* [Provided records]:
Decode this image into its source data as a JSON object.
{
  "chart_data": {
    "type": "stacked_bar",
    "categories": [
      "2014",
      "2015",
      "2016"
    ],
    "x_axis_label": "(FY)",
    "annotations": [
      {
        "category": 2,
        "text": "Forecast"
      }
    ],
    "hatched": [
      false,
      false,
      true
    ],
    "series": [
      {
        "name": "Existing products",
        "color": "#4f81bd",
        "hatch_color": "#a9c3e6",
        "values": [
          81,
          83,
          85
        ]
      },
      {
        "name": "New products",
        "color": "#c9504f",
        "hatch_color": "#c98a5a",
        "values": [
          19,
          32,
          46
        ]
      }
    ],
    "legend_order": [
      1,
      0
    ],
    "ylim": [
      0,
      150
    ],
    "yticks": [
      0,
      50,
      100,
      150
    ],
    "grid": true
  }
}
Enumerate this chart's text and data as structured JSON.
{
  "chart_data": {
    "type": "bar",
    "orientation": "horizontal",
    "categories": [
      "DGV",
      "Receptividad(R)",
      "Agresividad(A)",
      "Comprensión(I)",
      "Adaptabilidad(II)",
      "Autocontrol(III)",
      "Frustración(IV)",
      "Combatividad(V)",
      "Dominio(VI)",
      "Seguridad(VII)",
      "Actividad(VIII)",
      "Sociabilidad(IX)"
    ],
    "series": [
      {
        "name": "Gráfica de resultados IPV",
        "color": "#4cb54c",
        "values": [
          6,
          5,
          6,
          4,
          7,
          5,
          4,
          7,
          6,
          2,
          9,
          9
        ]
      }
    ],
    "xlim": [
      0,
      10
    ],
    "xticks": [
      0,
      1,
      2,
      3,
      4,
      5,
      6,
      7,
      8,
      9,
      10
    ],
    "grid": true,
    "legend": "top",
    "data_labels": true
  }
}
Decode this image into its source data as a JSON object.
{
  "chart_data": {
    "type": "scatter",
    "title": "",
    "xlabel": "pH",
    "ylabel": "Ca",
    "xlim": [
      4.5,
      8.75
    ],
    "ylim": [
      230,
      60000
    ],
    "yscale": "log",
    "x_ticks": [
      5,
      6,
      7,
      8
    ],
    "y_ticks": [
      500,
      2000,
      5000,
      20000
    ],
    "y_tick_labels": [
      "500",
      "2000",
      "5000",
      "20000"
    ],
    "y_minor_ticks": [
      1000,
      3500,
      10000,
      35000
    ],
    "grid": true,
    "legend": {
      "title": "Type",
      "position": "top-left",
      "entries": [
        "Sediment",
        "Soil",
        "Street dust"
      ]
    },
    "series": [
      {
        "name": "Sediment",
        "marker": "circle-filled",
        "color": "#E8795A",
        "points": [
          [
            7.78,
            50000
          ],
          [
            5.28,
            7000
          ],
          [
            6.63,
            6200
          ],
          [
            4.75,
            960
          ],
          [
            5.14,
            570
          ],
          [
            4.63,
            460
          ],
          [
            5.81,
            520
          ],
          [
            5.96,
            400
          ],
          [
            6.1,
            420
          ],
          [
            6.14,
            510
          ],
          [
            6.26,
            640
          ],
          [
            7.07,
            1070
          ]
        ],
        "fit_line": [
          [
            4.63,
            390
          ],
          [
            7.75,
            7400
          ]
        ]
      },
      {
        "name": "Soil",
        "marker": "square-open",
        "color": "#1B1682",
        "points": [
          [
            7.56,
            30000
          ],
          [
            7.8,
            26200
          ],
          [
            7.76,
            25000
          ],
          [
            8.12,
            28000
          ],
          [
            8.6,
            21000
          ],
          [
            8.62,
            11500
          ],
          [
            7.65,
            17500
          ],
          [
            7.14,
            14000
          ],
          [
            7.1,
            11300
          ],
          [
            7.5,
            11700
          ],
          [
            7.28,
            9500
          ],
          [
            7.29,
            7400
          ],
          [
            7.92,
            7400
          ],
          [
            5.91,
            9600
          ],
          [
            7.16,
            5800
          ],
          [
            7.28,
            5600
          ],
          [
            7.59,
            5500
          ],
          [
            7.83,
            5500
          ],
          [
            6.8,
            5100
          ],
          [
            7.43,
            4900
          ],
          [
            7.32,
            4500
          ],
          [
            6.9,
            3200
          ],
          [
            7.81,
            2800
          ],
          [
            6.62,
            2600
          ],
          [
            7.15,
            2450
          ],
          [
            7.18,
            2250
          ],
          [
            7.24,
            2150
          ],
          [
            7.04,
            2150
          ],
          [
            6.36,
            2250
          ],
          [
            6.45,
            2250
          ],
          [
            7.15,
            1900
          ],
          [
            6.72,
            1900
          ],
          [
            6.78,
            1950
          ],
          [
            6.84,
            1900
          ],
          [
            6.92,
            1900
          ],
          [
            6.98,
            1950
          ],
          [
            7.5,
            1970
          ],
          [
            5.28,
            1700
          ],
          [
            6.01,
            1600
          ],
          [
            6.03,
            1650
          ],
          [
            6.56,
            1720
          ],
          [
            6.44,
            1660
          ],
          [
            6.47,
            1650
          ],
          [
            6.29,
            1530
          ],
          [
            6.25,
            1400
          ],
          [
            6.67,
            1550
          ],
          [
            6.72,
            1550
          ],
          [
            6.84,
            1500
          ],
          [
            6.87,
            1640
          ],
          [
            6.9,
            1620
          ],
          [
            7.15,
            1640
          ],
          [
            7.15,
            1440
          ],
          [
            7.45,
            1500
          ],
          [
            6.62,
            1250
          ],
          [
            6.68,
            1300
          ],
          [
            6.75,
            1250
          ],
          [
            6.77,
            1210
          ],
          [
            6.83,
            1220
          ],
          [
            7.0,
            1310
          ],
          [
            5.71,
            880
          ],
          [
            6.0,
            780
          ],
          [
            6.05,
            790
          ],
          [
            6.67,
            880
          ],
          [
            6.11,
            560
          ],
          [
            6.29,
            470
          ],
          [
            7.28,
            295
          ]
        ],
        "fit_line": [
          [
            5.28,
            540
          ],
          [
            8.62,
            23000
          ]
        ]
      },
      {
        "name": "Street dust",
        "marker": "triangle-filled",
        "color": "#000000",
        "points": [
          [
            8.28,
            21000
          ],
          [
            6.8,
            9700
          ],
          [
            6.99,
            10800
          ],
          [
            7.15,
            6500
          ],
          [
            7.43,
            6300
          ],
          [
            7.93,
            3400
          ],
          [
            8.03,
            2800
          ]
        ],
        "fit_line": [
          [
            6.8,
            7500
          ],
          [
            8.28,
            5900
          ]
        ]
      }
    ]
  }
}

* [Goal of the exercise]: Repeat the records above exactly.

* [Output of the task]:
Decode this image into its source data as a JSON object.
{
  "chart_data": {
    "type": "stacked_bar",
    "categories": [
      "2014",
      "2015",
      "2016"
    ],
    "x_axis_label": "(FY)",
    "annotations": [
      {
        "category": 2,
        "text": "Forecast"
      }
    ],
    "hatched": [
      false,
      false,
      true
    ],
    "series": [
      {
        "name": "Existing products",
        "color": "#4f81bd",
        "hatch_color": "#a9c3e6",
        "values": [
          81,
          83,
          85
        ]
      },
      {
        "name": "New products",
        "color": "#c9504f",
        "hatch_color": "#c98a5a",
        "values": [
          19,
          32,
          46
        ]
      }
    ],
    "legend_order": [
      1,
      0
    ],
    "ylim": [
      0,
      150
    ],
    "yticks": [
      0,
      50,
      100,
      150
    ],
    "grid": true
  }
}
Enumerate this chart's text and data as structured JSON.
{
  "chart_data": {
    "type": "bar",
    "orientation": "horizontal",
    "categories": [
      "DGV",
      "Receptividad(R)",
      "Agresividad(A)",
      "Comprensión(I)",
      "Adaptabilidad(II)",
      "Autocontrol(III)",
      "Frustración(IV)",
      "Combatividad(V)",
      "Dominio(VI)",
      "Seguridad(VII)",
      "Actividad(VIII)",
      "Sociabilidad(IX)"
    ],
    "series": [
      {
        "name": "Gráfica de resultados IPV",
        "color": "#4cb54c",
        "values": [
          6,
          5,
          6,
          4,
          7,
          5,
          4,
          7,
          6,
          2,
          9,
          9
        ]
      }
    ],
    "xlim": [
      0,
      10
    ],
    "xticks": [
      0,
      1,
      2,
      3,
      4,
      5,
      6,
      7,
      8,
      9,
      10
    ],
    "grid": true,
    "legend": "top",
    "data_labels": true
  }
}
Decode this image into its source data as a JSON object.
{
  "chart_data": {
    "type": "scatter",
    "title": "",
    "xlabel": "pH",
    "ylabel": "Ca",
    "xlim": [
      4.5,
      8.75
    ],
    "ylim": [
      230,
      60000
    ],
    "yscale": "log",
    "x_ticks": [
      5,
      6,
      7,
      8
    ],
    "y_ticks": [
      500,
      2000,
      5000,
      20000
    ],
    "y_tick_labels": [
      "500",
      "2000",
      "5000",
      "20000"
    ],
    "y_minor_ticks": [
      1000,
      3500,
      10000,
      35000
    ],
    "grid": true,
    "legend": {
      "title": "Type",
      "position": "top-left",
      "entries": [
        "Sediment",
        "Soil",
        "Street dust"
      ]
    },
    "series": [
      {
        "name": "Sediment",
        "marker": "circle-filled",
        "color": "#E8795A",
        "points": [
          [
            7.78,
            50000
          ],
          [
            5.28,
            7000
          ],
          [
            6.63,
            6200
          ],
          [
            4.75,
            960
          ],
          [
            5.14,
            570
          ],
          [
            4.63,
            460
          ],
          [
            5.81,
            520
          ],
          [
            5.96,
            400
          ],
          [
            6.1,
            420
          ],
          [
            6.14,
            510
          ],
          [
            6.26,
            640
          ],
          [
            7.07,
            1070
          ]
        ],
        "fit_line": [
          [
            4.63,
            390
          ],
          [
            7.75,
            7400
          ]
        ]
      },
      {
        "name": "Soil",
        "marker": "square-open",
        "color": "#1B1682",
        "points": [
          [
            7.56,
            30000
          ],
          [
            7.8,
            26200
          ],
          [
            7.76,
            25000
          ],
          [
            8.12,
            28000
          ],
          [
            8.6,
            21000
          ],
          [
            8.62,
            11500
          ],
          [
            7.65,
            17500
          ],
          [
            7.14,
            14000
          ],
          [
            7.1,
            11300
          ],
          [
            7.5,
            11700
          ],
          [
            7.28,
            9500
          ],
          [
            7.29,
            7400
          ],
          [
            7.92,
            7400
          ],
          [
            5.91,
            9600
          ],
          [
            7.16,
            5800
          ],
          [
            7.28,
            5600
          ],
          [
            7.59,
            5500
          ],
          [
            7.83,
            5500
          ],
          [
            6.8,
            5100
          ],
          [
            7.43,
            4900
          ],
          [
            7.32,
            4500
          ],
          [
            6.9,
            3200
          ],
          [
            7.81,
            2800
          ],
          [
            6.62,
            2600
          ],
          [
            7.15,
            2450
          ],
          [
            7.18,
            2250
          ],
          [
            7.24,
            2150
          ],
          [
            7.04,
            2150
          ],
          [
            6.36,
            2250
          ],
          [
            6.45,
            2250
          ],
          [
            7.15,
            1900
          ],
          [
            6.72,
            1900
          ],
          [
            6.78,
            1950
          ],
          [
            6.84,
            1900
          ],
          [
            6.92,
            1900
          ],
          [
            6.98,
            1950
          ],
          [
            7.5,
            1970
          ],
          [
            5.28,
            1700
          ],
          [
            6.01,
            1600
          ],
          [
            6.03,
            1650
          ],
          [
            6.56,
            1720
          ],
          [
            6.44,
            1660
          ],
          [
            6.47,
            1650
          ],
          [
            6.29,
            1530
          ],
          [
            6.25,
            1400
          ],
          [
            6.67,
            1550
          ],
          [
            6.72,
            1550
          ],
          [
            6.84,
            1500
          ],
          [
            6.87,
            1640
          ],
          [
            6.9,
            1620
          ],
          [
            7.15,
            1640
          ],
          [
            7.15,
            1440
          ],
          [
            7.45,
            1500
          ],
          [
            6.62,
            1250
          ],
          [
            6.68,
            1300
          ],
          [
            6.75,
            1250
          ],
          [
            6.77,
            1210
          ],
          [
            6.83,
            1220
          ],
          [
            7.0,
            1310
          ],
          [
            5.71,
            880
          ],
          [
            6.0,
            780
          ],
          [
            6.05,
            790
          ],
          [
            6.67,
            880
          ],
          [
            6.11,
            560
          ],
          [
            6.29,
            470
          ],
          [
            7.28,
            295
          ]
        ],
        "fit_line": [
          [
            5.28,
            540
          ],
          [
            8.62,
            23000
          ]
        ]
      },
      {
        "name": "Street dust",
        "marker": "triangle-filled",
        "color": "#000000",
        "points": [
          [
            8.28,
            21000
          ],
          [
            6.8,
            9700
          ],
          [
            6.99,
            10800
          ],
          [
            7.15,
            6500
          ],
          [
            7.43,
            6300
          ],
          [
            7.93,
            3400
          ],
          [
            8.03,
            2800
          ]
        ],
        "fit_line": [
          [
            6.8,
            7500
          ],
          [
            8.28,
            5900
          ]
        ]
      }
    ]
  }
}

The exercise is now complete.